EXERCISE OBJECTIVE | Skip the pictures and quote all of the lines exactly.

MATERIALS PROVIDED |
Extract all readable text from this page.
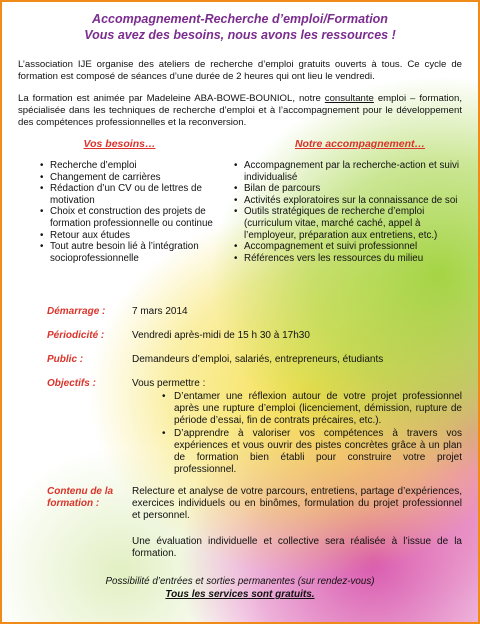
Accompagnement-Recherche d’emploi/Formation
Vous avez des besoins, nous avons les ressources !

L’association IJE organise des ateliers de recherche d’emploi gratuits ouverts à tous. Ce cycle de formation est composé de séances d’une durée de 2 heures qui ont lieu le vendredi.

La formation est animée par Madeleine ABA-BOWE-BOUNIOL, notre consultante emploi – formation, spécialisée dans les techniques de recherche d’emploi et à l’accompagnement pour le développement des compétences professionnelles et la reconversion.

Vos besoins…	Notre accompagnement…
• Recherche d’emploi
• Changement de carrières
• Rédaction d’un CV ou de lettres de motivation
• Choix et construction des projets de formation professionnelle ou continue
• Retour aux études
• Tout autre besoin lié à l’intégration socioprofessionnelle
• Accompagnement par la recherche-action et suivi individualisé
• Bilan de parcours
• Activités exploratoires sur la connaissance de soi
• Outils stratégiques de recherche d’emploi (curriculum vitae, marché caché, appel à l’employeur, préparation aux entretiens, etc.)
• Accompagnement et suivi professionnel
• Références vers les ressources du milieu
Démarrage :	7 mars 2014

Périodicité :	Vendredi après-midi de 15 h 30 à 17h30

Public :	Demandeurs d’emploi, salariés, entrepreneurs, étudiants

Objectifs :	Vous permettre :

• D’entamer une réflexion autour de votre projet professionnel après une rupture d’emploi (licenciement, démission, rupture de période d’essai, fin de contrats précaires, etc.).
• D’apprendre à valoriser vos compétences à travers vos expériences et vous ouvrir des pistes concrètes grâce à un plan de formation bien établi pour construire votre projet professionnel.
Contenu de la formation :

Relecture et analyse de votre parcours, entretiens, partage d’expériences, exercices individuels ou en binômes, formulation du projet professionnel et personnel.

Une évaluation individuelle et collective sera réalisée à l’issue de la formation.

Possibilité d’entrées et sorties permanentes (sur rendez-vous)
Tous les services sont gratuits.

THE RESULT |
Extract all readable text from this page.
Accompagnement-Recherche d’emploi/Formation
Vous avez des besoins, nous avons les ressources !

L’association IJE organise des ateliers de recherche d’emploi gratuits ouverts à tous. Ce cycle de formation est composé de séances d’une durée de 2 heures qui ont lieu le vendredi.

La formation est animée par Madeleine ABA-BOWE-BOUNIOL, notre consultante emploi – formation, spécialisée dans les techniques de recherche d’emploi et à l’accompagnement pour le développement des compétences professionnelles et la reconversion.

Vos besoins…	Notre accompagnement…
• Recherche d’emploi
• Changement de carrières
• Rédaction d’un CV ou de lettres de motivation
• Choix et construction des projets de formation professionnelle ou continue
• Retour aux études
• Tout autre besoin lié à l’intégration socioprofessionnelle
• Accompagnement par la recherche-action et suivi individualisé
• Bilan de parcours
• Activités exploratoires sur la connaissance de soi
• Outils stratégiques de recherche d’emploi (curriculum vitae, marché caché, appel à l’employeur, préparation aux entretiens, etc.)
• Accompagnement et suivi professionnel
• Références vers les ressources du milieu
Démarrage :	7 mars 2014

Périodicité :	Vendredi après-midi de 15 h 30 à 17h30

Public :	Demandeurs d’emploi, salariés, entrepreneurs, étudiants

Objectifs :	Vous permettre :

• D’entamer une réflexion autour de votre projet professionnel après une rupture d’emploi (licenciement, démission, rupture de période d’essai, fin de contrats précaires, etc.).
• D’apprendre à valoriser vos compétences à travers vos expériences et vous ouvrir des pistes concrètes grâce à un plan de formation bien établi pour construire votre projet professionnel.
Contenu de la formation :

Relecture et analyse de votre parcours, entretiens, partage d’expériences, exercices individuels ou en binômes, formulation du projet professionnel et personnel.

Une évaluation individuelle et collective sera réalisée à l’issue de la formation.

Possibilité d’entrées et sorties permanentes (sur rendez-vous)
Tous les services sont gratuits.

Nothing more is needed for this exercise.